# To be done
Leave out the pictures and copy everything else in the entries exactly.

::: Entries supplied :::

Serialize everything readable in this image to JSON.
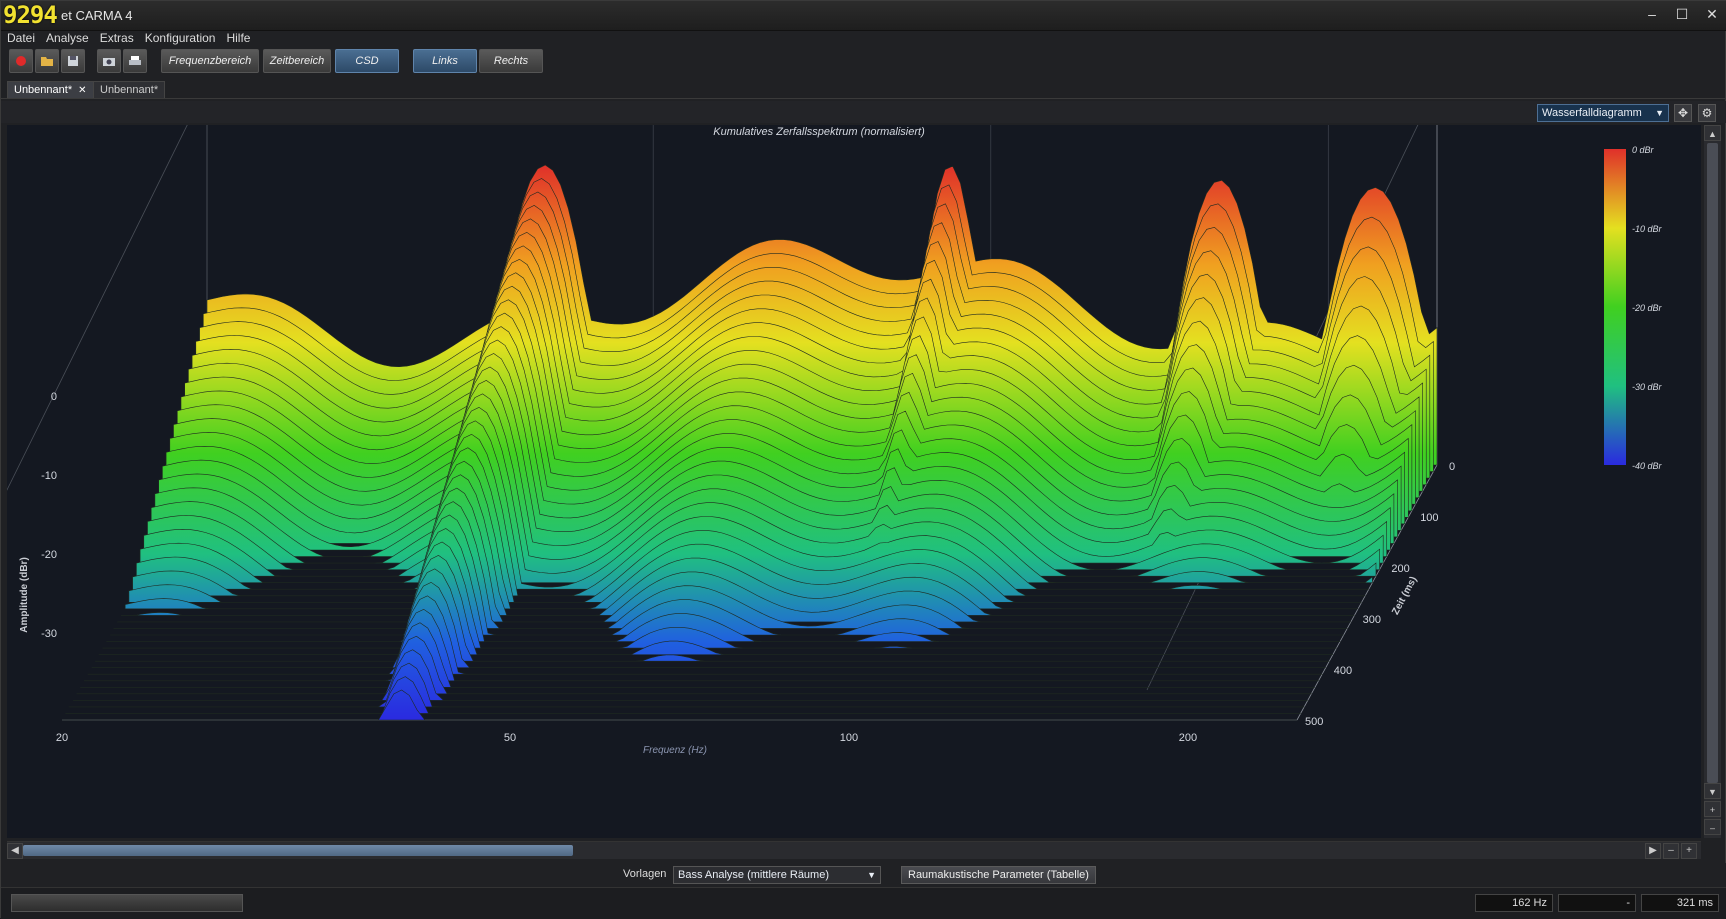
{
  "window": {
    "fps_counter": "9294",
    "title": "et CARMA 4",
    "controls": {
      "minimize": "–",
      "maximize": "☐",
      "close": "✕"
    }
  },
  "menu": [
    "Datei",
    "Analyse",
    "Extras",
    "Konfiguration",
    "Hilfe"
  ],
  "toolbar": {
    "buttons": [
      "Frequenzbereich",
      "Zeitbereich",
      "CSD",
      "Links",
      "Rechts"
    ],
    "active": [
      "CSD",
      "Links"
    ]
  },
  "tabs": [
    {
      "label": "Unbennant*",
      "active": true,
      "closable": true
    },
    {
      "label": "Unbennant*",
      "active": false,
      "closable": false
    }
  ],
  "view_select": {
    "value": "Wasserfalldiagramm"
  },
  "chart_data": {
    "type": "area",
    "title": "Kumulatives Zerfallsspektrum (normalisiert)",
    "xlabel": "Frequenz (Hz)",
    "ylabel": "Amplitude (dBr)",
    "zlabel": "Zeit (ms)",
    "x_ticks": [
      "20",
      "50",
      "100",
      "200"
    ],
    "y_ticks": [
      "0",
      "-10",
      "-20",
      "-30"
    ],
    "z_ticks": [
      "0",
      "100",
      "200",
      "300",
      "400",
      "500"
    ],
    "colorbar": {
      "labels": [
        "0 dBr",
        "-10 dBr",
        "-20 dBr",
        "-30 dBr",
        "-40 dBr"
      ],
      "colors": [
        "#e0302a",
        "#f0a020",
        "#e4e020",
        "#40d020",
        "#20c080",
        "#2060e0",
        "#2a2ae0"
      ]
    },
    "xlim": [
      20,
      250
    ],
    "ylim": [
      -40,
      0
    ],
    "zlim": [
      0,
      500
    ],
    "peaks_hz": [
      40,
      92,
      160,
      220
    ],
    "slices": 40
  },
  "bottom": {
    "presets_label": "Vorlagen",
    "presets_value": "Bass Analyse (mittlere Räume)",
    "table_button": "Raumakustische Parameter (Tabelle)"
  },
  "status": {
    "freq": "162 Hz",
    "mid": "-",
    "time": "321 ms"
  }
}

:::

# Output below
Serialize everything readable in this image to JSON.
{
  "window": {
    "fps_counter": "9294",
    "title": "et CARMA 4",
    "controls": {
      "minimize": "–",
      "maximize": "☐",
      "close": "✕"
    }
  },
  "menu": [
    "Datei",
    "Analyse",
    "Extras",
    "Konfiguration",
    "Hilfe"
  ],
  "toolbar": {
    "buttons": [
      "Frequenzbereich",
      "Zeitbereich",
      "CSD",
      "Links",
      "Rechts"
    ],
    "active": [
      "CSD",
      "Links"
    ]
  },
  "tabs": [
    {
      "label": "Unbennant*",
      "active": true,
      "closable": true
    },
    {
      "label": "Unbennant*",
      "active": false,
      "closable": false
    }
  ],
  "view_select": {
    "value": "Wasserfalldiagramm"
  },
  "chart_data": {
    "type": "area",
    "title": "Kumulatives Zerfallsspektrum (normalisiert)",
    "xlabel": "Frequenz (Hz)",
    "ylabel": "Amplitude (dBr)",
    "zlabel": "Zeit (ms)",
    "x_ticks": [
      "20",
      "50",
      "100",
      "200"
    ],
    "y_ticks": [
      "0",
      "-10",
      "-20",
      "-30"
    ],
    "z_ticks": [
      "0",
      "100",
      "200",
      "300",
      "400",
      "500"
    ],
    "colorbar": {
      "labels": [
        "0 dBr",
        "-10 dBr",
        "-20 dBr",
        "-30 dBr",
        "-40 dBr"
      ],
      "colors": [
        "#e0302a",
        "#f0a020",
        "#e4e020",
        "#40d020",
        "#20c080",
        "#2060e0",
        "#2a2ae0"
      ]
    },
    "xlim": [
      20,
      250
    ],
    "ylim": [
      -40,
      0
    ],
    "zlim": [
      0,
      500
    ],
    "peaks_hz": [
      40,
      92,
      160,
      220
    ],
    "slices": 40
  },
  "bottom": {
    "presets_label": "Vorlagen",
    "presets_value": "Bass Analyse (mittlere Räume)",
    "table_button": "Raumakustische Parameter (Tabelle)"
  },
  "status": {
    "freq": "162 Hz",
    "mid": "-",
    "time": "321 ms"
  }
}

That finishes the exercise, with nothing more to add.